Stored entries
* start *
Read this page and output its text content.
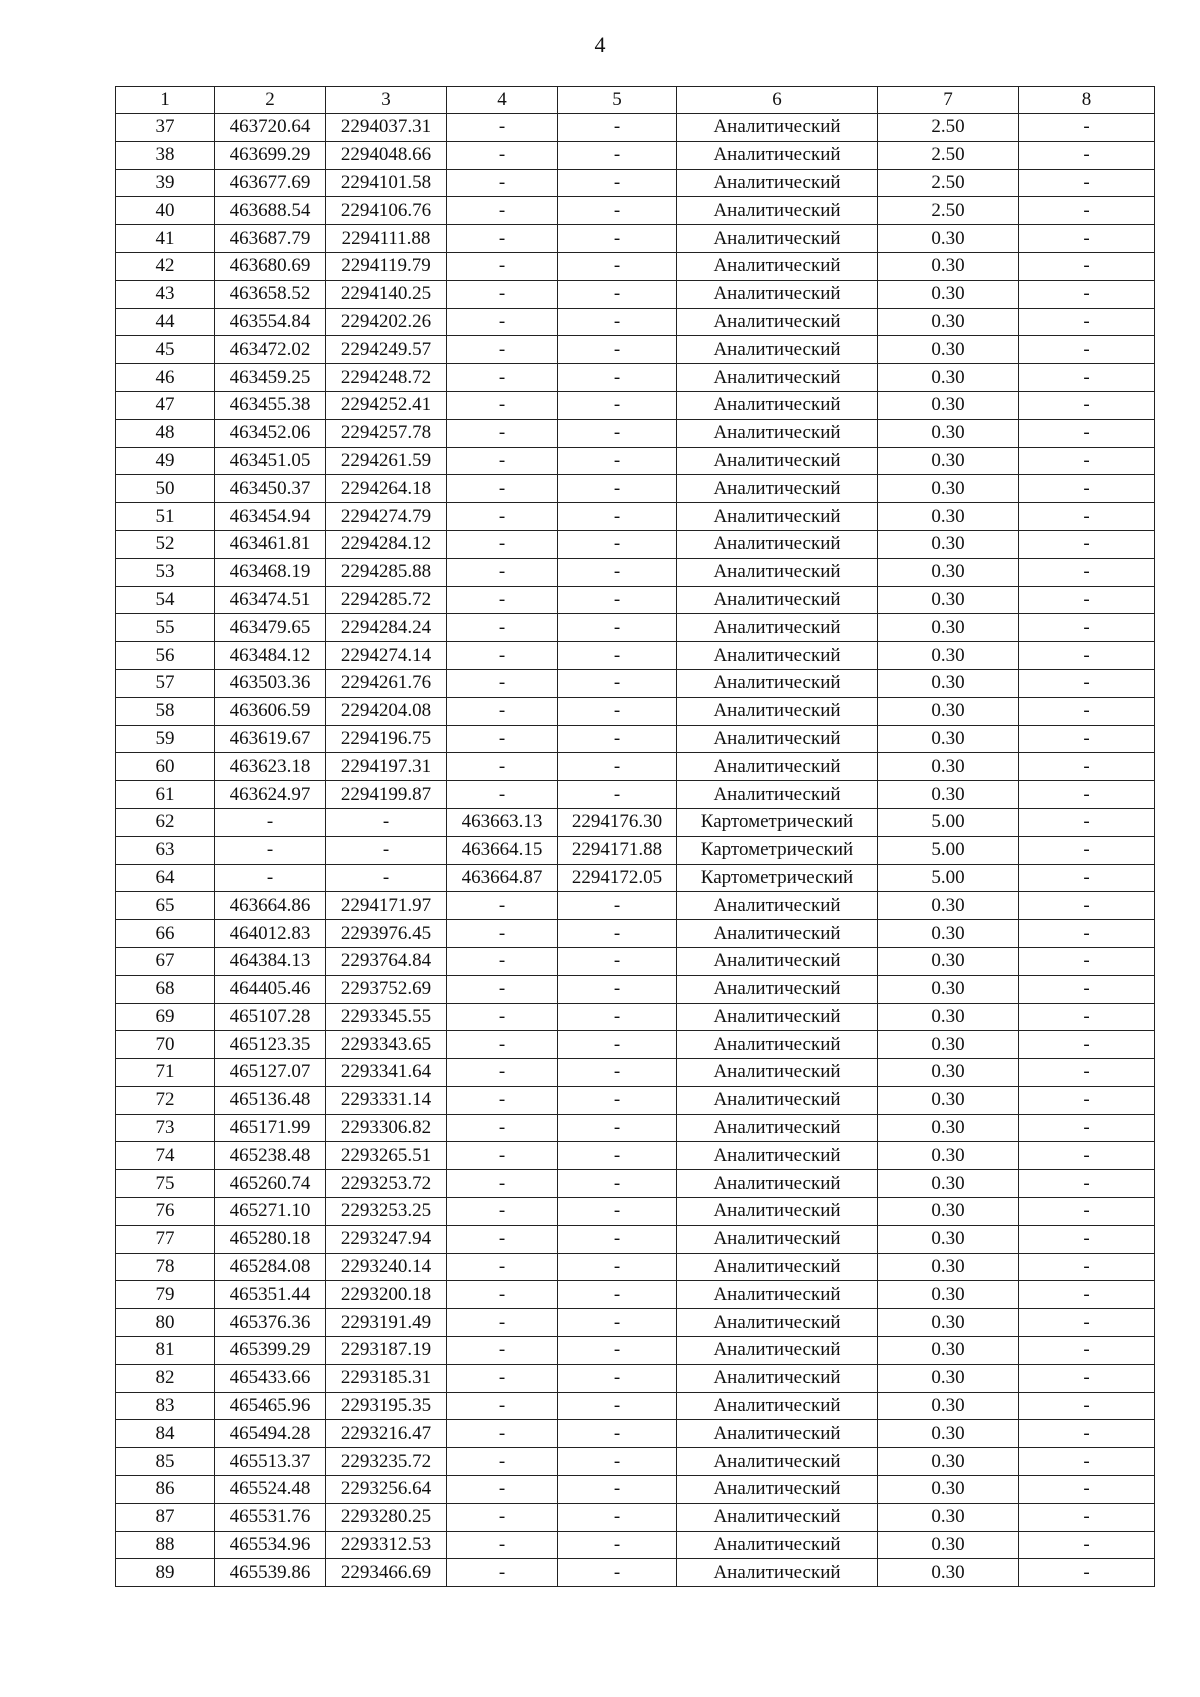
4
1	2	3	4	5	6	7	8
37	463720.64	2294037.31	-	-	Аналитический	2.50	-
38	463699.29	2294048.66	-	-	Аналитический	2.50	-
39	463677.69	2294101.58	-	-	Аналитический	2.50	-
40	463688.54	2294106.76	-	-	Аналитический	2.50	-
41	463687.79	2294111.88	-	-	Аналитический	0.30	-
42	463680.69	2294119.79	-	-	Аналитический	0.30	-
43	463658.52	2294140.25	-	-	Аналитический	0.30	-
44	463554.84	2294202.26	-	-	Аналитический	0.30	-
45	463472.02	2294249.57	-	-	Аналитический	0.30	-
46	463459.25	2294248.72	-	-	Аналитический	0.30	-
47	463455.38	2294252.41	-	-	Аналитический	0.30	-
48	463452.06	2294257.78	-	-	Аналитический	0.30	-
49	463451.05	2294261.59	-	-	Аналитический	0.30	-
50	463450.37	2294264.18	-	-	Аналитический	0.30	-
51	463454.94	2294274.79	-	-	Аналитический	0.30	-
52	463461.81	2294284.12	-	-	Аналитический	0.30	-
53	463468.19	2294285.88	-	-	Аналитический	0.30	-
54	463474.51	2294285.72	-	-	Аналитический	0.30	-
55	463479.65	2294284.24	-	-	Аналитический	0.30	-
56	463484.12	2294274.14	-	-	Аналитический	0.30	-
57	463503.36	2294261.76	-	-	Аналитический	0.30	-
58	463606.59	2294204.08	-	-	Аналитический	0.30	-
59	463619.67	2294196.75	-	-	Аналитический	0.30	-
60	463623.18	2294197.31	-	-	Аналитический	0.30	-
61	463624.97	2294199.87	-	-	Аналитический	0.30	-
62	-	-	463663.13	2294176.30	Картометрический	5.00	-
63	-	-	463664.15	2294171.88	Картометрический	5.00	-
64	-	-	463664.87	2294172.05	Картометрический	5.00	-
65	463664.86	2294171.97	-	-	Аналитический	0.30	-
66	464012.83	2293976.45	-	-	Аналитический	0.30	-
67	464384.13	2293764.84	-	-	Аналитический	0.30	-
68	464405.46	2293752.69	-	-	Аналитический	0.30	-
69	465107.28	2293345.55	-	-	Аналитический	0.30	-
70	465123.35	2293343.65	-	-	Аналитический	0.30	-
71	465127.07	2293341.64	-	-	Аналитический	0.30	-
72	465136.48	2293331.14	-	-	Аналитический	0.30	-
73	465171.99	2293306.82	-	-	Аналитический	0.30	-
74	465238.48	2293265.51	-	-	Аналитический	0.30	-
75	465260.74	2293253.72	-	-	Аналитический	0.30	-
76	465271.10	2293253.25	-	-	Аналитический	0.30	-
77	465280.18	2293247.94	-	-	Аналитический	0.30	-
78	465284.08	2293240.14	-	-	Аналитический	0.30	-
79	465351.44	2293200.18	-	-	Аналитический	0.30	-
80	465376.36	2293191.49	-	-	Аналитический	0.30	-
81	465399.29	2293187.19	-	-	Аналитический	0.30	-
82	465433.66	2293185.31	-	-	Аналитический	0.30	-
83	465465.96	2293195.35	-	-	Аналитический	0.30	-
84	465494.28	2293216.47	-	-	Аналитический	0.30	-
85	465513.37	2293235.72	-	-	Аналитический	0.30	-
86	465524.48	2293256.64	-	-	Аналитический	0.30	-
87	465531.76	2293280.25	-	-	Аналитический	0.30	-
88	465534.96	2293312.53	-	-	Аналитический	0.30	-
89	465539.86	2293466.69	-	-	Аналитический	0.30	-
* end *
:: EXERCISE REQUIREMENTS ::
Write out each line again precisely as it appears, skipping every picture.

:: RESULT BELOW ::
Read this page and output its text content.
4
1	2	3	4	5	6	7	8
37	463720.64	2294037.31	-	-	Аналитический	2.50	-
38	463699.29	2294048.66	-	-	Аналитический	2.50	-
39	463677.69	2294101.58	-	-	Аналитический	2.50	-
40	463688.54	2294106.76	-	-	Аналитический	2.50	-
41	463687.79	2294111.88	-	-	Аналитический	0.30	-
42	463680.69	2294119.79	-	-	Аналитический	0.30	-
43	463658.52	2294140.25	-	-	Аналитический	0.30	-
44	463554.84	2294202.26	-	-	Аналитический	0.30	-
45	463472.02	2294249.57	-	-	Аналитический	0.30	-
46	463459.25	2294248.72	-	-	Аналитический	0.30	-
47	463455.38	2294252.41	-	-	Аналитический	0.30	-
48	463452.06	2294257.78	-	-	Аналитический	0.30	-
49	463451.05	2294261.59	-	-	Аналитический	0.30	-
50	463450.37	2294264.18	-	-	Аналитический	0.30	-
51	463454.94	2294274.79	-	-	Аналитический	0.30	-
52	463461.81	2294284.12	-	-	Аналитический	0.30	-
53	463468.19	2294285.88	-	-	Аналитический	0.30	-
54	463474.51	2294285.72	-	-	Аналитический	0.30	-
55	463479.65	2294284.24	-	-	Аналитический	0.30	-
56	463484.12	2294274.14	-	-	Аналитический	0.30	-
57	463503.36	2294261.76	-	-	Аналитический	0.30	-
58	463606.59	2294204.08	-	-	Аналитический	0.30	-
59	463619.67	2294196.75	-	-	Аналитический	0.30	-
60	463623.18	2294197.31	-	-	Аналитический	0.30	-
61	463624.97	2294199.87	-	-	Аналитический	0.30	-
62	-	-	463663.13	2294176.30	Картометрический	5.00	-
63	-	-	463664.15	2294171.88	Картометрический	5.00	-
64	-	-	463664.87	2294172.05	Картометрический	5.00	-
65	463664.86	2294171.97	-	-	Аналитический	0.30	-
66	464012.83	2293976.45	-	-	Аналитический	0.30	-
67	464384.13	2293764.84	-	-	Аналитический	0.30	-
68	464405.46	2293752.69	-	-	Аналитический	0.30	-
69	465107.28	2293345.55	-	-	Аналитический	0.30	-
70	465123.35	2293343.65	-	-	Аналитический	0.30	-
71	465127.07	2293341.64	-	-	Аналитический	0.30	-
72	465136.48	2293331.14	-	-	Аналитический	0.30	-
73	465171.99	2293306.82	-	-	Аналитический	0.30	-
74	465238.48	2293265.51	-	-	Аналитический	0.30	-
75	465260.74	2293253.72	-	-	Аналитический	0.30	-
76	465271.10	2293253.25	-	-	Аналитический	0.30	-
77	465280.18	2293247.94	-	-	Аналитический	0.30	-
78	465284.08	2293240.14	-	-	Аналитический	0.30	-
79	465351.44	2293200.18	-	-	Аналитический	0.30	-
80	465376.36	2293191.49	-	-	Аналитический	0.30	-
81	465399.29	2293187.19	-	-	Аналитический	0.30	-
82	465433.66	2293185.31	-	-	Аналитический	0.30	-
83	465465.96	2293195.35	-	-	Аналитический	0.30	-
84	465494.28	2293216.47	-	-	Аналитический	0.30	-
85	465513.37	2293235.72	-	-	Аналитический	0.30	-
86	465524.48	2293256.64	-	-	Аналитический	0.30	-
87	465531.76	2293280.25	-	-	Аналитический	0.30	-
88	465534.96	2293312.53	-	-	Аналитический	0.30	-
89	465539.86	2293466.69	-	-	Аналитический	0.30	-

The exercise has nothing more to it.